## BEGIN DATA SHOWN

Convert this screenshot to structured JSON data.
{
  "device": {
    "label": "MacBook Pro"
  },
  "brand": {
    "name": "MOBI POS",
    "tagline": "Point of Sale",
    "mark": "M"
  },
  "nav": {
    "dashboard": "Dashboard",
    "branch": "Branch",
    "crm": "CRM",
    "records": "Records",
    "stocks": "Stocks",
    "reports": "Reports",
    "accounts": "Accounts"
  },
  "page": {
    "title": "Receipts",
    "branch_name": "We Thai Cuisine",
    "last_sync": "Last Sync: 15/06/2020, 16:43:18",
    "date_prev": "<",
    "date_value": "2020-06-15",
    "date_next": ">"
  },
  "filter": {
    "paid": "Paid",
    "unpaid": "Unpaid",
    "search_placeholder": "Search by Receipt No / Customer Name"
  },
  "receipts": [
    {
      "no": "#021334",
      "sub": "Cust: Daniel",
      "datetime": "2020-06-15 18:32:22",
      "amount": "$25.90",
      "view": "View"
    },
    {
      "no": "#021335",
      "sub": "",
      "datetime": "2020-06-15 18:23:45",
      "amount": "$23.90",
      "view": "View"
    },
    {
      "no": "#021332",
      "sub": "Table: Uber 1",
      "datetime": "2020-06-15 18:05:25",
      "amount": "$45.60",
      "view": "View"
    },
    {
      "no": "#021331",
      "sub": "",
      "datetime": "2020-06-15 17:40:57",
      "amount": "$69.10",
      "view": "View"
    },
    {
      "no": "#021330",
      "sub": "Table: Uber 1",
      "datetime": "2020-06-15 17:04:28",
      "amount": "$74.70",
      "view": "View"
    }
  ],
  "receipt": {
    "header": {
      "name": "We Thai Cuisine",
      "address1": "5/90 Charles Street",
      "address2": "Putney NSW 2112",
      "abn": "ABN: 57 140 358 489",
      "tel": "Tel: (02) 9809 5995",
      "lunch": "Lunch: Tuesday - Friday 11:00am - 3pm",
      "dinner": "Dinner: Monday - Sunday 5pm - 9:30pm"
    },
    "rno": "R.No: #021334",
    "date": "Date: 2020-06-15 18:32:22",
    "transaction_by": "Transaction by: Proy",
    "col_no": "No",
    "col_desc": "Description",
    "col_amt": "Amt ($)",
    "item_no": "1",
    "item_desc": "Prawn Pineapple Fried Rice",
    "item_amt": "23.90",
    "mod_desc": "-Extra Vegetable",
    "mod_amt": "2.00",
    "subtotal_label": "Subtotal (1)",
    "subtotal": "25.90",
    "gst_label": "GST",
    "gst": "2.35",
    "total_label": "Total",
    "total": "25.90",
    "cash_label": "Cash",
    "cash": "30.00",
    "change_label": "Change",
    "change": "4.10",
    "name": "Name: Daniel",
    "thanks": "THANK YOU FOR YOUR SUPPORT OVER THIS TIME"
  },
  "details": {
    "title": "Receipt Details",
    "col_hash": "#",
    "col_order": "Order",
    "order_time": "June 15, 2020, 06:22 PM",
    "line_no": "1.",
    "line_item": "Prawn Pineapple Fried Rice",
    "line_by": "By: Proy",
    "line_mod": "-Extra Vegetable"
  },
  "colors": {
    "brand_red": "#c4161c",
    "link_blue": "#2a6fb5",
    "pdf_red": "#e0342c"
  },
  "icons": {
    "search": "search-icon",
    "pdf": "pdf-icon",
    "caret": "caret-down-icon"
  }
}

## END DATA SHOWN

* **PROBLEM DETAILS**: The listing above must be transcribed exactly, line by line.

* **RESPONSE FOR THIS EXERCISE**:
Convert this screenshot to structured JSON data.
{
  "device": {
    "label": "MacBook Pro"
  },
  "brand": {
    "name": "MOBI POS",
    "tagline": "Point of Sale",
    "mark": "M"
  },
  "nav": {
    "dashboard": "Dashboard",
    "branch": "Branch",
    "crm": "CRM",
    "records": "Records",
    "stocks": "Stocks",
    "reports": "Reports",
    "accounts": "Accounts"
  },
  "page": {
    "title": "Receipts",
    "branch_name": "We Thai Cuisine",
    "last_sync": "Last Sync: 15/06/2020, 16:43:18",
    "date_prev": "<",
    "date_value": "2020-06-15",
    "date_next": ">"
  },
  "filter": {
    "paid": "Paid",
    "unpaid": "Unpaid",
    "search_placeholder": "Search by Receipt No / Customer Name"
  },
  "receipts": [
    {
      "no": "#021334",
      "sub": "Cust: Daniel",
      "datetime": "2020-06-15 18:32:22",
      "amount": "$25.90",
      "view": "View"
    },
    {
      "no": "#021335",
      "sub": "",
      "datetime": "2020-06-15 18:23:45",
      "amount": "$23.90",
      "view": "View"
    },
    {
      "no": "#021332",
      "sub": "Table: Uber 1",
      "datetime": "2020-06-15 18:05:25",
      "amount": "$45.60",
      "view": "View"
    },
    {
      "no": "#021331",
      "sub": "",
      "datetime": "2020-06-15 17:40:57",
      "amount": "$69.10",
      "view": "View"
    },
    {
      "no": "#021330",
      "sub": "Table: Uber 1",
      "datetime": "2020-06-15 17:04:28",
      "amount": "$74.70",
      "view": "View"
    }
  ],
  "receipt": {
    "header": {
      "name": "We Thai Cuisine",
      "address1": "5/90 Charles Street",
      "address2": "Putney NSW 2112",
      "abn": "ABN: 57 140 358 489",
      "tel": "Tel: (02) 9809 5995",
      "lunch": "Lunch: Tuesday - Friday 11:00am - 3pm",
      "dinner": "Dinner: Monday - Sunday 5pm - 9:30pm"
    },
    "rno": "R.No: #021334",
    "date": "Date: 2020-06-15 18:32:22",
    "transaction_by": "Transaction by: Proy",
    "col_no": "No",
    "col_desc": "Description",
    "col_amt": "Amt ($)",
    "item_no": "1",
    "item_desc": "Prawn Pineapple Fried Rice",
    "item_amt": "23.90",
    "mod_desc": "-Extra Vegetable",
    "mod_amt": "2.00",
    "subtotal_label": "Subtotal (1)",
    "subtotal": "25.90",
    "gst_label": "GST",
    "gst": "2.35",
    "total_label": "Total",
    "total": "25.90",
    "cash_label": "Cash",
    "cash": "30.00",
    "change_label": "Change",
    "change": "4.10",
    "name": "Name: Daniel",
    "thanks": "THANK YOU FOR YOUR SUPPORT OVER THIS TIME"
  },
  "details": {
    "title": "Receipt Details",
    "col_hash": "#",
    "col_order": "Order",
    "order_time": "June 15, 2020, 06:22 PM",
    "line_no": "1.",
    "line_item": "Prawn Pineapple Fried Rice",
    "line_by": "By: Proy",
    "line_mod": "-Extra Vegetable"
  },
  "colors": {
    "brand_red": "#c4161c",
    "link_blue": "#2a6fb5",
    "pdf_red": "#e0342c"
  },
  "icons": {
    "search": "search-icon",
    "pdf": "pdf-icon",
    "caret": "caret-down-icon"
  }
}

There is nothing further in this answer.